▶ [EXERCISE]: Return all lines with the word "text" in them.
** BEGIN **
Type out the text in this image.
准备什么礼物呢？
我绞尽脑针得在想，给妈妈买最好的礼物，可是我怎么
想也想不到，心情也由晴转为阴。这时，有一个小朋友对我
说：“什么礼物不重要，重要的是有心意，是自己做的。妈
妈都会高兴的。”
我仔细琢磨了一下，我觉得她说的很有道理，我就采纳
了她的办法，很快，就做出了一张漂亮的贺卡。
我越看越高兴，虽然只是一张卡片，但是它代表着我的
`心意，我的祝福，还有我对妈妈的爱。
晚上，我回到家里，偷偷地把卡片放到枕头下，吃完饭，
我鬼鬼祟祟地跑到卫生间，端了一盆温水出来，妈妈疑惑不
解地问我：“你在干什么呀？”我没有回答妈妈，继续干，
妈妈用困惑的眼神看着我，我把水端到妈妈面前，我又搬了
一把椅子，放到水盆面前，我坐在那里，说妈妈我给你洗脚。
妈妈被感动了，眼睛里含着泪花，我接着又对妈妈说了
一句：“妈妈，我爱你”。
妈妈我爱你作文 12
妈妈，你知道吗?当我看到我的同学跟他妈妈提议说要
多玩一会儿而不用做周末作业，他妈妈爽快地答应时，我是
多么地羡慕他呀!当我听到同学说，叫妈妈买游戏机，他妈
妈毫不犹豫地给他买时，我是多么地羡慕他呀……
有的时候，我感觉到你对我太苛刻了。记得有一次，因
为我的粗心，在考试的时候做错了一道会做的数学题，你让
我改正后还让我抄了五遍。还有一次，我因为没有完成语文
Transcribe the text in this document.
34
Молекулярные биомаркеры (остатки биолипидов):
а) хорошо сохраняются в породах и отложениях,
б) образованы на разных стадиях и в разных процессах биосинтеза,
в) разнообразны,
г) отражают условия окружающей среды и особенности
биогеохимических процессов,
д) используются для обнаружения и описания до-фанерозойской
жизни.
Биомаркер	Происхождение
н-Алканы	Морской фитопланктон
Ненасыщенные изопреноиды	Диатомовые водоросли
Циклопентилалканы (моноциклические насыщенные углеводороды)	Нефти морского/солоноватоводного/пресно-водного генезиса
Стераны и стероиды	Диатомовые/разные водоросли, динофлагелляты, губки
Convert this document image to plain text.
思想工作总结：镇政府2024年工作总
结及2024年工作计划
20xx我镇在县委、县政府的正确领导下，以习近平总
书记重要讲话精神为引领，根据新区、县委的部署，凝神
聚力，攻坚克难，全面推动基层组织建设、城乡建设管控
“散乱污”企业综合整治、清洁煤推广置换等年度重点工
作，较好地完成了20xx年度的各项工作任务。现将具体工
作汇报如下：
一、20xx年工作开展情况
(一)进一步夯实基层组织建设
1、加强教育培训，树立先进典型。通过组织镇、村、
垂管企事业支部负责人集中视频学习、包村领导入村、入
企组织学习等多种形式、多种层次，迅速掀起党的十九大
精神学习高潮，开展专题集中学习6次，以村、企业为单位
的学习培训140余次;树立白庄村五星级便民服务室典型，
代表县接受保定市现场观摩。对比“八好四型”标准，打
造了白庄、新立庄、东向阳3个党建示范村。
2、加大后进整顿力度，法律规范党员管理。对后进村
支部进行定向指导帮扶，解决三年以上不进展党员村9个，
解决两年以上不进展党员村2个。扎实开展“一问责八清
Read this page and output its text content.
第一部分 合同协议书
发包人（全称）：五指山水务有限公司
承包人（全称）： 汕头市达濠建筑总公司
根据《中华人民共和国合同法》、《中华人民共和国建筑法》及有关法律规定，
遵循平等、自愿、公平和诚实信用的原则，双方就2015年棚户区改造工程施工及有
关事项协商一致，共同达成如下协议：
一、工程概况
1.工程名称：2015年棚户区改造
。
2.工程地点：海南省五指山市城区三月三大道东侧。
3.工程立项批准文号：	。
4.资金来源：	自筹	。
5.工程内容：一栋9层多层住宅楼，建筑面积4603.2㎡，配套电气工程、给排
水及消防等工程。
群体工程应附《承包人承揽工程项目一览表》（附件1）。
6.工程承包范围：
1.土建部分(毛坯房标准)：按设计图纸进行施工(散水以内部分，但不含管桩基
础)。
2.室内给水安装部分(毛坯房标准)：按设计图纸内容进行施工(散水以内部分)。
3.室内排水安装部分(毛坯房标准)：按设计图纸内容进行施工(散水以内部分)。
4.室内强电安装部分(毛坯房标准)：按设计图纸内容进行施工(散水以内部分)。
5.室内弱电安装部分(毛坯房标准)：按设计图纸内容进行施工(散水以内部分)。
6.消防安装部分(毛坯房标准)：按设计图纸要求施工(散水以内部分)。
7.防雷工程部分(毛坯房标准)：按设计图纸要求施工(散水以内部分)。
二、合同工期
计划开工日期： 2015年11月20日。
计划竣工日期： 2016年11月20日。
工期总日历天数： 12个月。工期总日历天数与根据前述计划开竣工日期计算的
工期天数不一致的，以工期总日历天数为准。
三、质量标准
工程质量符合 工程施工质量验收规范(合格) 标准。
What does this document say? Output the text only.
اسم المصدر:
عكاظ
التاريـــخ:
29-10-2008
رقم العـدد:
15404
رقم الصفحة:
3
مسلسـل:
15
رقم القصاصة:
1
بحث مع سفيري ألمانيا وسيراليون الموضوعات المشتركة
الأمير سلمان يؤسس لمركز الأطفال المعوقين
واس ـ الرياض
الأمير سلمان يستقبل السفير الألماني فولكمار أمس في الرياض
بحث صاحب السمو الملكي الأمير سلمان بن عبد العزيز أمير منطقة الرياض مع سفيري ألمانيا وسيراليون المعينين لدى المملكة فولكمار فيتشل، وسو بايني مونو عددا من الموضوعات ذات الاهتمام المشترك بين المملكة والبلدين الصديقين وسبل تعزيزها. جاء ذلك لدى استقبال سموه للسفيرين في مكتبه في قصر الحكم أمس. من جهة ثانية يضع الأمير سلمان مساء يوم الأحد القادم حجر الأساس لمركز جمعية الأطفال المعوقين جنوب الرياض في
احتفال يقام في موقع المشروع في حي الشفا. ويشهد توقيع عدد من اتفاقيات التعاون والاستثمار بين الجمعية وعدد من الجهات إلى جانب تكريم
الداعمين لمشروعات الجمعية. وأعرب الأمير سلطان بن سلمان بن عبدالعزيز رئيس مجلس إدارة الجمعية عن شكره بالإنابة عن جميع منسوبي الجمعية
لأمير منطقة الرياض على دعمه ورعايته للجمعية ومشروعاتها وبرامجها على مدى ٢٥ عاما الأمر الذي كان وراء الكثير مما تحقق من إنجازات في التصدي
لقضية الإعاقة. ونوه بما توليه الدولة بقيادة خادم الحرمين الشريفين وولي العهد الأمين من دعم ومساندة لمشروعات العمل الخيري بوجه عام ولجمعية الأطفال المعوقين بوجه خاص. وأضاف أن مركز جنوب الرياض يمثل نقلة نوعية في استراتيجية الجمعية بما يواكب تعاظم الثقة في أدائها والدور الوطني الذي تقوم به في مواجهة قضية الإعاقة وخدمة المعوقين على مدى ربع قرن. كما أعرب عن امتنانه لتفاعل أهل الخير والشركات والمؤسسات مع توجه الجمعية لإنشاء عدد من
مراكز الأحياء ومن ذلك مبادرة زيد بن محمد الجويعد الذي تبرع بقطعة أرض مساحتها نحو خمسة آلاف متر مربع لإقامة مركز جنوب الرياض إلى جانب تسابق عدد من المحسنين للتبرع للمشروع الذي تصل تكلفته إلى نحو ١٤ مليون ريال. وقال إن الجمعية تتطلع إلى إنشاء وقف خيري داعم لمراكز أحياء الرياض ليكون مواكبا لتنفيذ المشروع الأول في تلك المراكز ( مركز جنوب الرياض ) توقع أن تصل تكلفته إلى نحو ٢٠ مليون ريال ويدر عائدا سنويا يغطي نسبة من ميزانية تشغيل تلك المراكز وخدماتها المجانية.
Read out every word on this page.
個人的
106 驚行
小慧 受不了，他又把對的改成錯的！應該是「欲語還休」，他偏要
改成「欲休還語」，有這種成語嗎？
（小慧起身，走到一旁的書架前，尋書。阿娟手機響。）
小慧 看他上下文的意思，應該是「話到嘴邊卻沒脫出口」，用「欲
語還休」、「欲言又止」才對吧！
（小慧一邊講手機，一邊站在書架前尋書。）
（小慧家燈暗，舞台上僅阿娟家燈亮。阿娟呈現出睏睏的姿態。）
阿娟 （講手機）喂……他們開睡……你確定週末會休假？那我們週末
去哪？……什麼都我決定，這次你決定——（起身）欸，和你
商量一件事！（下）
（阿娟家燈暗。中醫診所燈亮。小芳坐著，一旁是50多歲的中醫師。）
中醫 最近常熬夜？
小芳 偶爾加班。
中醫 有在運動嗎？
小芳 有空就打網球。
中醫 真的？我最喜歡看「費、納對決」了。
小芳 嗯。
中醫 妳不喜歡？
** END **
▶ [FULL SOLUTION]:
Type out the text in this image.
Transcribe the text in this document.
Convert this document image to plain text.
Read this page and output its text content.
What does this document say? Output the text only.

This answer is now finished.